**Do this**
Reproduce the listing below verbatim.

_____

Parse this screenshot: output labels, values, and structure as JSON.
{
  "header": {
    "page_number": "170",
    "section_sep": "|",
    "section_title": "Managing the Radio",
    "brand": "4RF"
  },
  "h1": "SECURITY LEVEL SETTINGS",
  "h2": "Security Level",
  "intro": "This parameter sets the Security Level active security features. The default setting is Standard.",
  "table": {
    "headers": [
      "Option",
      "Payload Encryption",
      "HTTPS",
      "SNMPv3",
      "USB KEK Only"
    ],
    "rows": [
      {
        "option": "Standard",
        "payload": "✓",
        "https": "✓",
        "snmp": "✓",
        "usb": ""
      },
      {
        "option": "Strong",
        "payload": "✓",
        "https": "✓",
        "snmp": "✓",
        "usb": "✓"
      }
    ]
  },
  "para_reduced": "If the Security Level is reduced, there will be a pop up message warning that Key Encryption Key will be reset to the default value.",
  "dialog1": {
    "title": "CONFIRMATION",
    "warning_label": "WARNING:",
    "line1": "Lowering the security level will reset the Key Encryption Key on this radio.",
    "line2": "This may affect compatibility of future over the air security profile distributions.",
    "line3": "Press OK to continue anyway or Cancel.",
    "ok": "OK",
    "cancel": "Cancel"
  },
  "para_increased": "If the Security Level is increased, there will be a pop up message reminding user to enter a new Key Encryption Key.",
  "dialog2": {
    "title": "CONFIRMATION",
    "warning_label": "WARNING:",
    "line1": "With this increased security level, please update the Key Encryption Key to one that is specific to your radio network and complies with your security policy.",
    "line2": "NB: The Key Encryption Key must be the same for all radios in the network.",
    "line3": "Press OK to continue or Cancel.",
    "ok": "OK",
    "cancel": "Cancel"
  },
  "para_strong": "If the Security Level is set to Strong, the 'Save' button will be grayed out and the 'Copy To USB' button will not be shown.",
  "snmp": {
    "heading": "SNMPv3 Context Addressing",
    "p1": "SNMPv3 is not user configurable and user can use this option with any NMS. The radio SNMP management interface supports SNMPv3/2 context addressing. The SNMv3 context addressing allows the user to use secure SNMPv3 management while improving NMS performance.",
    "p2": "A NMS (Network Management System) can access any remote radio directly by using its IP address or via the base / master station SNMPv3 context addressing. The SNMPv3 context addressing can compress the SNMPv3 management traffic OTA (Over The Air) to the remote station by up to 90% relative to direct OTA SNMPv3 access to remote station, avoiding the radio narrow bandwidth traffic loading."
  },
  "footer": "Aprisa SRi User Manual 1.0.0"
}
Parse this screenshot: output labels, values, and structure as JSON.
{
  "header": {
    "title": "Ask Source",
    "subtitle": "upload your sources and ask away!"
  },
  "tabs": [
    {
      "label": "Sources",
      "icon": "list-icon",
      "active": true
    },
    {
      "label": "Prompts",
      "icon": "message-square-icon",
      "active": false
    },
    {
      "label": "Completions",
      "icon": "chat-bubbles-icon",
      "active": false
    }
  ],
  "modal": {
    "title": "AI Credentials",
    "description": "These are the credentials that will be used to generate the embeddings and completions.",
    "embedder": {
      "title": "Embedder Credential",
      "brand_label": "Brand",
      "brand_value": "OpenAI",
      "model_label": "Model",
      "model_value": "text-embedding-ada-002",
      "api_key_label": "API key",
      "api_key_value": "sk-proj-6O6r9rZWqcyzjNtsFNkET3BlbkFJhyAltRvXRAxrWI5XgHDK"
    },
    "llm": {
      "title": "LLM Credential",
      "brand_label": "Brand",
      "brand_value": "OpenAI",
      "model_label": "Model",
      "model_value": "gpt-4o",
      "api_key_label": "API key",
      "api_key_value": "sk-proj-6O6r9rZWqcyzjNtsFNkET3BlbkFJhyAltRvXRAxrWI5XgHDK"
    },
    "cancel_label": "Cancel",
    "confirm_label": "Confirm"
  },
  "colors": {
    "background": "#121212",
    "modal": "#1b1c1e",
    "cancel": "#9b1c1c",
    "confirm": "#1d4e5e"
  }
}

_____

**Full output**
Parse this screenshot: output labels, values, and structure as JSON.
{
  "header": {
    "page_number": "170",
    "section_sep": "|",
    "section_title": "Managing the Radio",
    "brand": "4RF"
  },
  "h1": "SECURITY LEVEL SETTINGS",
  "h2": "Security Level",
  "intro": "This parameter sets the Security Level active security features. The default setting is Standard.",
  "table": {
    "headers": [
      "Option",
      "Payload Encryption",
      "HTTPS",
      "SNMPv3",
      "USB KEK Only"
    ],
    "rows": [
      {
        "option": "Standard",
        "payload": "✓",
        "https": "✓",
        "snmp": "✓",
        "usb": ""
      },
      {
        "option": "Strong",
        "payload": "✓",
        "https": "✓",
        "snmp": "✓",
        "usb": "✓"
      }
    ]
  },
  "para_reduced": "If the Security Level is reduced, there will be a pop up message warning that Key Encryption Key will be reset to the default value.",
  "dialog1": {
    "title": "CONFIRMATION",
    "warning_label": "WARNING:",
    "line1": "Lowering the security level will reset the Key Encryption Key on this radio.",
    "line2": "This may affect compatibility of future over the air security profile distributions.",
    "line3": "Press OK to continue anyway or Cancel.",
    "ok": "OK",
    "cancel": "Cancel"
  },
  "para_increased": "If the Security Level is increased, there will be a pop up message reminding user to enter a new Key Encryption Key.",
  "dialog2": {
    "title": "CONFIRMATION",
    "warning_label": "WARNING:",
    "line1": "With this increased security level, please update the Key Encryption Key to one that is specific to your radio network and complies with your security policy.",
    "line2": "NB: The Key Encryption Key must be the same for all radios in the network.",
    "line3": "Press OK to continue or Cancel.",
    "ok": "OK",
    "cancel": "Cancel"
  },
  "para_strong": "If the Security Level is set to Strong, the 'Save' button will be grayed out and the 'Copy To USB' button will not be shown.",
  "snmp": {
    "heading": "SNMPv3 Context Addressing",
    "p1": "SNMPv3 is not user configurable and user can use this option with any NMS. The radio SNMP management interface supports SNMPv3/2 context addressing. The SNMv3 context addressing allows the user to use secure SNMPv3 management while improving NMS performance.",
    "p2": "A NMS (Network Management System) can access any remote radio directly by using its IP address or via the base / master station SNMPv3 context addressing. The SNMPv3 context addressing can compress the SNMPv3 management traffic OTA (Over The Air) to the remote station by up to 90% relative to direct OTA SNMPv3 access to remote station, avoiding the radio narrow bandwidth traffic loading."
  },
  "footer": "Aprisa SRi User Manual 1.0.0"
}
Parse this screenshot: output labels, values, and structure as JSON.
{
  "header": {
    "title": "Ask Source",
    "subtitle": "upload your sources and ask away!"
  },
  "tabs": [
    {
      "label": "Sources",
      "icon": "list-icon",
      "active": true
    },
    {
      "label": "Prompts",
      "icon": "message-square-icon",
      "active": false
    },
    {
      "label": "Completions",
      "icon": "chat-bubbles-icon",
      "active": false
    }
  ],
  "modal": {
    "title": "AI Credentials",
    "description": "These are the credentials that will be used to generate the embeddings and completions.",
    "embedder": {
      "title": "Embedder Credential",
      "brand_label": "Brand",
      "brand_value": "OpenAI",
      "model_label": "Model",
      "model_value": "text-embedding-ada-002",
      "api_key_label": "API key",
      "api_key_value": "sk-proj-6O6r9rZWqcyzjNtsFNkET3BlbkFJhyAltRvXRAxrWI5XgHDK"
    },
    "llm": {
      "title": "LLM Credential",
      "brand_label": "Brand",
      "brand_value": "OpenAI",
      "model_label": "Model",
      "model_value": "gpt-4o",
      "api_key_label": "API key",
      "api_key_value": "sk-proj-6O6r9rZWqcyzjNtsFNkET3BlbkFJhyAltRvXRAxrWI5XgHDK"
    },
    "cancel_label": "Cancel",
    "confirm_label": "Confirm"
  },
  "colors": {
    "background": "#121212",
    "modal": "#1b1c1e",
    "cancel": "#9b1c1c",
    "confirm": "#1d4e5e"
  }
}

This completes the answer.